### EXERCISE TASK
Repeat each record exactly as written, and drop any images.
........
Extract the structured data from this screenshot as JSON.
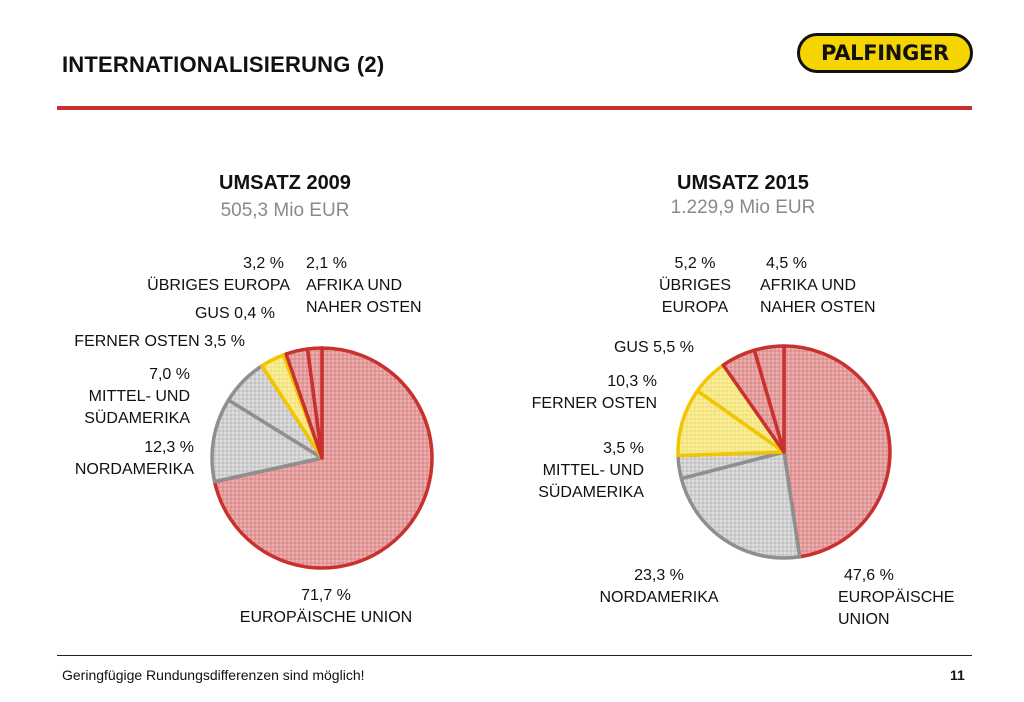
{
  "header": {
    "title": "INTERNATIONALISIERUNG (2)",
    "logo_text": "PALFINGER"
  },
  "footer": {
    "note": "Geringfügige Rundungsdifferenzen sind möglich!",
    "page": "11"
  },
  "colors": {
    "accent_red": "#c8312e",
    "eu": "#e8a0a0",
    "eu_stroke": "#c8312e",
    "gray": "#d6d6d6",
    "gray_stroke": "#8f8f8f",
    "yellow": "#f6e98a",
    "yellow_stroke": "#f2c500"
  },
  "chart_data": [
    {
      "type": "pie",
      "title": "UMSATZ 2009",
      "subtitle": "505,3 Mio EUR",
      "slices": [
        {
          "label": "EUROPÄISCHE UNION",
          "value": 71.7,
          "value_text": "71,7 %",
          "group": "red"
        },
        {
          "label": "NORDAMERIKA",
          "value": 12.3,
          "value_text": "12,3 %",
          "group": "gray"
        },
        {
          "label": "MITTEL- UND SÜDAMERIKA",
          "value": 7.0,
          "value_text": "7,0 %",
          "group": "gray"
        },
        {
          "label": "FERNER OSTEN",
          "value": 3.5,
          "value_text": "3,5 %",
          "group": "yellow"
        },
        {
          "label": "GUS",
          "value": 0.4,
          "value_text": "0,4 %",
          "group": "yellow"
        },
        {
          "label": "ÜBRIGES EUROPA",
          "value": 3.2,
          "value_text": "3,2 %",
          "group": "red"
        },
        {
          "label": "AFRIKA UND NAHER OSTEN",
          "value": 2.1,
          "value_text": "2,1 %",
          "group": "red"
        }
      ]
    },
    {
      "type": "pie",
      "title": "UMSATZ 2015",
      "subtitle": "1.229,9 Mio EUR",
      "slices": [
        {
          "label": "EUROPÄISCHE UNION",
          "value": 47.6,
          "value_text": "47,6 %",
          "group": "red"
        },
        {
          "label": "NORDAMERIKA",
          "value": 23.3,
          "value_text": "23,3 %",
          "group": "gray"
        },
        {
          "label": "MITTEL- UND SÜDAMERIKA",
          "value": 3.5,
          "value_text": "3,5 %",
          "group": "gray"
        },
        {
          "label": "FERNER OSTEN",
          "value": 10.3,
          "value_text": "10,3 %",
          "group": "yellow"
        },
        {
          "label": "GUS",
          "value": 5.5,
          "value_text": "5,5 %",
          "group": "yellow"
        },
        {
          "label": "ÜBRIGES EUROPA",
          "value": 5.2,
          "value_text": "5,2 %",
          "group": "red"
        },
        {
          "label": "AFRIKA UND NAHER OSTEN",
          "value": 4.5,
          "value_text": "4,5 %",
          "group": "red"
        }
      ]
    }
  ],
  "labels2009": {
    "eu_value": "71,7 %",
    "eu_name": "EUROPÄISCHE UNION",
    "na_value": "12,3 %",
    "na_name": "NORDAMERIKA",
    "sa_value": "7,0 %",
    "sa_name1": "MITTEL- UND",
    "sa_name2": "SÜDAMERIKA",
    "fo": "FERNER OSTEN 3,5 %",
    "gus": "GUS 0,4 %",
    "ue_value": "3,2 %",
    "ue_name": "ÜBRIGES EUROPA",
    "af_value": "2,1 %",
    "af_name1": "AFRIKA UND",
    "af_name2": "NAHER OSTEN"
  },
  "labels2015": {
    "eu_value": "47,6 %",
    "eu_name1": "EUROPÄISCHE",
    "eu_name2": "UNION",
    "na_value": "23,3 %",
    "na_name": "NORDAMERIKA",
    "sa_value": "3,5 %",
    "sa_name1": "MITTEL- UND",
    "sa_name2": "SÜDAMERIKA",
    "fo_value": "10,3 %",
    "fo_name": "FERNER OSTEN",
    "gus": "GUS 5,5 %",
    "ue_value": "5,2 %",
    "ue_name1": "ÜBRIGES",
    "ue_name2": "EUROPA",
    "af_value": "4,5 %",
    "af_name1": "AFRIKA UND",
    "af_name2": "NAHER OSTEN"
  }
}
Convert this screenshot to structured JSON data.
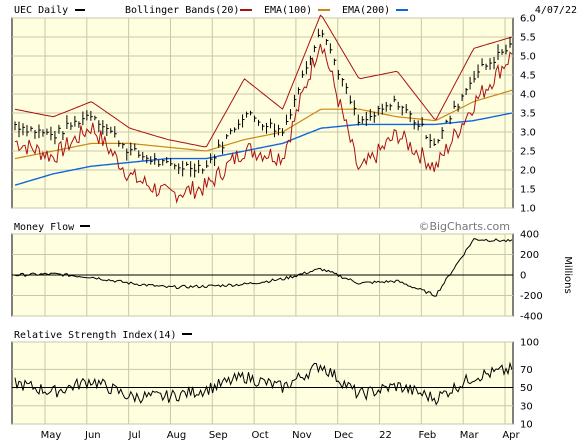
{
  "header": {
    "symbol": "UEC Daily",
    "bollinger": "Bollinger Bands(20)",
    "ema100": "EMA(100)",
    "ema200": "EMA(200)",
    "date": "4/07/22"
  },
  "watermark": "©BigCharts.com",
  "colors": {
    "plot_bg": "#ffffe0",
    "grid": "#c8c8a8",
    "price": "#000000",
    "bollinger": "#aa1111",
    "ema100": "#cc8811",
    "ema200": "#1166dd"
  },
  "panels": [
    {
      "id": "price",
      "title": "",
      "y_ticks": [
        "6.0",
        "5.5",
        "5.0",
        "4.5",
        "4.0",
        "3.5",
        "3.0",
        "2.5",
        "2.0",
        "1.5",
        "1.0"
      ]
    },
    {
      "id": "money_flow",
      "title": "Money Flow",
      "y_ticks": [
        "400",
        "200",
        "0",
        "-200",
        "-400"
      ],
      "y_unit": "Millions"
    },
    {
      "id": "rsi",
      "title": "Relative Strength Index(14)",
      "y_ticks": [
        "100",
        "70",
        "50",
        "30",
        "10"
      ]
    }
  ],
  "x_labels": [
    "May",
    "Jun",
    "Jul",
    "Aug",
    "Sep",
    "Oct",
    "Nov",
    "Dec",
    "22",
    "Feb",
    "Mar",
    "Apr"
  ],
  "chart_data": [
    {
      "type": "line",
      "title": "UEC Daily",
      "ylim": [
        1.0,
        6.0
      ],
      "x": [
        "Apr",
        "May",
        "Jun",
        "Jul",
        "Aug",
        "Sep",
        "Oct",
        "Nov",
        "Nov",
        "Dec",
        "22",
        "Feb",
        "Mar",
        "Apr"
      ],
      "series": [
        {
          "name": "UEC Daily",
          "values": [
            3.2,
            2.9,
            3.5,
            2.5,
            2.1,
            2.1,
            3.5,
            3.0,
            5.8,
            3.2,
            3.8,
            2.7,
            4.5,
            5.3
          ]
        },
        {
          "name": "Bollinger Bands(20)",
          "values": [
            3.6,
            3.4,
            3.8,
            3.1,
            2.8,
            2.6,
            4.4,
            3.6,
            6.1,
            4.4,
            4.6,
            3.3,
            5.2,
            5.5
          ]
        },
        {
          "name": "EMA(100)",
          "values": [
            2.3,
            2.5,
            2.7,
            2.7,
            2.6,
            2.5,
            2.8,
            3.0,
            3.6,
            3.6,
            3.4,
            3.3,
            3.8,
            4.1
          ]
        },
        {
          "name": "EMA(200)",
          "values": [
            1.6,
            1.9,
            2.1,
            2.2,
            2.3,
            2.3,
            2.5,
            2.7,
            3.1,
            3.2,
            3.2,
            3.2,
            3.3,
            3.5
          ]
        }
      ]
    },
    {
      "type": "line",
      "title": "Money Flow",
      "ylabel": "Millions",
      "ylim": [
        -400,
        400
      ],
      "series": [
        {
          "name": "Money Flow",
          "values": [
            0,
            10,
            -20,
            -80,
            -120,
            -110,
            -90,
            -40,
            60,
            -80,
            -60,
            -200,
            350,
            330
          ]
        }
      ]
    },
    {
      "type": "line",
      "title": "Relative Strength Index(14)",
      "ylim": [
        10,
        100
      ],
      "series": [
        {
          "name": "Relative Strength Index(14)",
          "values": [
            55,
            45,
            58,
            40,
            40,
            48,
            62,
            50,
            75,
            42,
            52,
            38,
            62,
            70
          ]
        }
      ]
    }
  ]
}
........
### ANSWER TO THIS PROBLEM
Extract the structured data from this screenshot as JSON.
{
  "header": {
    "title": "INTERNATIONALISIERUNG (2)",
    "logo_text": "PALFINGER"
  },
  "footer": {
    "note": "Geringfügige Rundungsdifferenzen sind möglich!",
    "page": "11"
  },
  "colors": {
    "accent_red": "#c8312e",
    "eu": "#e8a0a0",
    "eu_stroke": "#c8312e",
    "gray": "#d6d6d6",
    "gray_stroke": "#8f8f8f",
    "yellow": "#f6e98a",
    "yellow_stroke": "#f2c500"
  },
  "chart_data": [
    {
      "type": "pie",
      "title": "UMSATZ 2009",
      "subtitle": "505,3 Mio EUR",
      "slices": [
        {
          "label": "EUROPÄISCHE UNION",
          "value": 71.7,
          "value_text": "71,7 %",
          "group": "red"
        },
        {
          "label": "NORDAMERIKA",
          "value": 12.3,
          "value_text": "12,3 %",
          "group": "gray"
        },
        {
          "label": "MITTEL- UND SÜDAMERIKA",
          "value": 7.0,
          "value_text": "7,0 %",
          "group": "gray"
        },
        {
          "label": "FERNER OSTEN",
          "value": 3.5,
          "value_text": "3,5 %",
          "group": "yellow"
        },
        {
          "label": "GUS",
          "value": 0.4,
          "value_text": "0,4 %",
          "group": "yellow"
        },
        {
          "label": "ÜBRIGES EUROPA",
          "value": 3.2,
          "value_text": "3,2 %",
          "group": "red"
        },
        {
          "label": "AFRIKA UND NAHER OSTEN",
          "value": 2.1,
          "value_text": "2,1 %",
          "group": "red"
        }
      ]
    },
    {
      "type": "pie",
      "title": "UMSATZ 2015",
      "subtitle": "1.229,9 Mio EUR",
      "slices": [
        {
          "label": "EUROPÄISCHE UNION",
          "value": 47.6,
          "value_text": "47,6 %",
          "group": "red"
        },
        {
          "label": "NORDAMERIKA",
          "value": 23.3,
          "value_text": "23,3 %",
          "group": "gray"
        },
        {
          "label": "MITTEL- UND SÜDAMERIKA",
          "value": 3.5,
          "value_text": "3,5 %",
          "group": "gray"
        },
        {
          "label": "FERNER OSTEN",
          "value": 10.3,
          "value_text": "10,3 %",
          "group": "yellow"
        },
        {
          "label": "GUS",
          "value": 5.5,
          "value_text": "5,5 %",
          "group": "yellow"
        },
        {
          "label": "ÜBRIGES EUROPA",
          "value": 5.2,
          "value_text": "5,2 %",
          "group": "red"
        },
        {
          "label": "AFRIKA UND NAHER OSTEN",
          "value": 4.5,
          "value_text": "4,5 %",
          "group": "red"
        }
      ]
    }
  ],
  "labels2009": {
    "eu_value": "71,7 %",
    "eu_name": "EUROPÄISCHE UNION",
    "na_value": "12,3 %",
    "na_name": "NORDAMERIKA",
    "sa_value": "7,0 %",
    "sa_name1": "MITTEL- UND",
    "sa_name2": "SÜDAMERIKA",
    "fo": "FERNER OSTEN 3,5 %",
    "gus": "GUS 0,4 %",
    "ue_value": "3,2 %",
    "ue_name": "ÜBRIGES EUROPA",
    "af_value": "2,1 %",
    "af_name1": "AFRIKA UND",
    "af_name2": "NAHER OSTEN"
  },
  "labels2015": {
    "eu_value": "47,6 %",
    "eu_name1": "EUROPÄISCHE",
    "eu_name2": "UNION",
    "na_value": "23,3 %",
    "na_name": "NORDAMERIKA",
    "sa_value": "3,5 %",
    "sa_name1": "MITTEL- UND",
    "sa_name2": "SÜDAMERIKA",
    "fo_value": "10,3 %",
    "fo_name": "FERNER OSTEN",
    "gus": "GUS 5,5 %",
    "ue_value": "5,2 %",
    "ue_name1": "ÜBRIGES",
    "ue_name2": "EUROPA",
    "af_value": "4,5 %",
    "af_name1": "AFRIKA UND",
    "af_name2": "NAHER OSTEN"
  }
}
Convert this screenshot to structured JSON data.
{
  "header": {
    "symbol": "UEC Daily",
    "bollinger": "Bollinger Bands(20)",
    "ema100": "EMA(100)",
    "ema200": "EMA(200)",
    "date": "4/07/22"
  },
  "watermark": "©BigCharts.com",
  "colors": {
    "plot_bg": "#ffffe0",
    "grid": "#c8c8a8",
    "price": "#000000",
    "bollinger": "#aa1111",
    "ema100": "#cc8811",
    "ema200": "#1166dd"
  },
  "panels": [
    {
      "id": "price",
      "title": "",
      "y_ticks": [
        "6.0",
        "5.5",
        "5.0",
        "4.5",
        "4.0",
        "3.5",
        "3.0",
        "2.5",
        "2.0",
        "1.5",
        "1.0"
      ]
    },
    {
      "id": "money_flow",
      "title": "Money Flow",
      "y_ticks": [
        "400",
        "200",
        "0",
        "-200",
        "-400"
      ],
      "y_unit": "Millions"
    },
    {
      "id": "rsi",
      "title": "Relative Strength Index(14)",
      "y_ticks": [
        "100",
        "70",
        "50",
        "30",
        "10"
      ]
    }
  ],
  "x_labels": [
    "May",
    "Jun",
    "Jul",
    "Aug",
    "Sep",
    "Oct",
    "Nov",
    "Dec",
    "22",
    "Feb",
    "Mar",
    "Apr"
  ],
  "chart_data": [
    {
      "type": "line",
      "title": "UEC Daily",
      "ylim": [
        1.0,
        6.0
      ],
      "x": [
        "Apr",
        "May",
        "Jun",
        "Jul",
        "Aug",
        "Sep",
        "Oct",
        "Nov",
        "Nov",
        "Dec",
        "22",
        "Feb",
        "Mar",
        "Apr"
      ],
      "series": [
        {
          "name": "UEC Daily",
          "values": [
            3.2,
            2.9,
            3.5,
            2.5,
            2.1,
            2.1,
            3.5,
            3.0,
            5.8,
            3.2,
            3.8,
            2.7,
            4.5,
            5.3
          ]
        },
        {
          "name": "Bollinger Bands(20)",
          "values": [
            3.6,
            3.4,
            3.8,
            3.1,
            2.8,
            2.6,
            4.4,
            3.6,
            6.1,
            4.4,
            4.6,
            3.3,
            5.2,
            5.5
          ]
        },
        {
          "name": "EMA(100)",
          "values": [
            2.3,
            2.5,
            2.7,
            2.7,
            2.6,
            2.5,
            2.8,
            3.0,
            3.6,
            3.6,
            3.4,
            3.3,
            3.8,
            4.1
          ]
        },
        {
          "name": "EMA(200)",
          "values": [
            1.6,
            1.9,
            2.1,
            2.2,
            2.3,
            2.3,
            2.5,
            2.7,
            3.1,
            3.2,
            3.2,
            3.2,
            3.3,
            3.5
          ]
        }
      ]
    },
    {
      "type": "line",
      "title": "Money Flow",
      "ylabel": "Millions",
      "ylim": [
        -400,
        400
      ],
      "series": [
        {
          "name": "Money Flow",
          "values": [
            0,
            10,
            -20,
            -80,
            -120,
            -110,
            -90,
            -40,
            60,
            -80,
            -60,
            -200,
            350,
            330
          ]
        }
      ]
    },
    {
      "type": "line",
      "title": "Relative Strength Index(14)",
      "ylim": [
        10,
        100
      ],
      "series": [
        {
          "name": "Relative Strength Index(14)",
          "values": [
            55,
            45,
            58,
            40,
            40,
            48,
            62,
            50,
            75,
            42,
            52,
            38,
            62,
            70
          ]
        }
      ]
    }
  ]
}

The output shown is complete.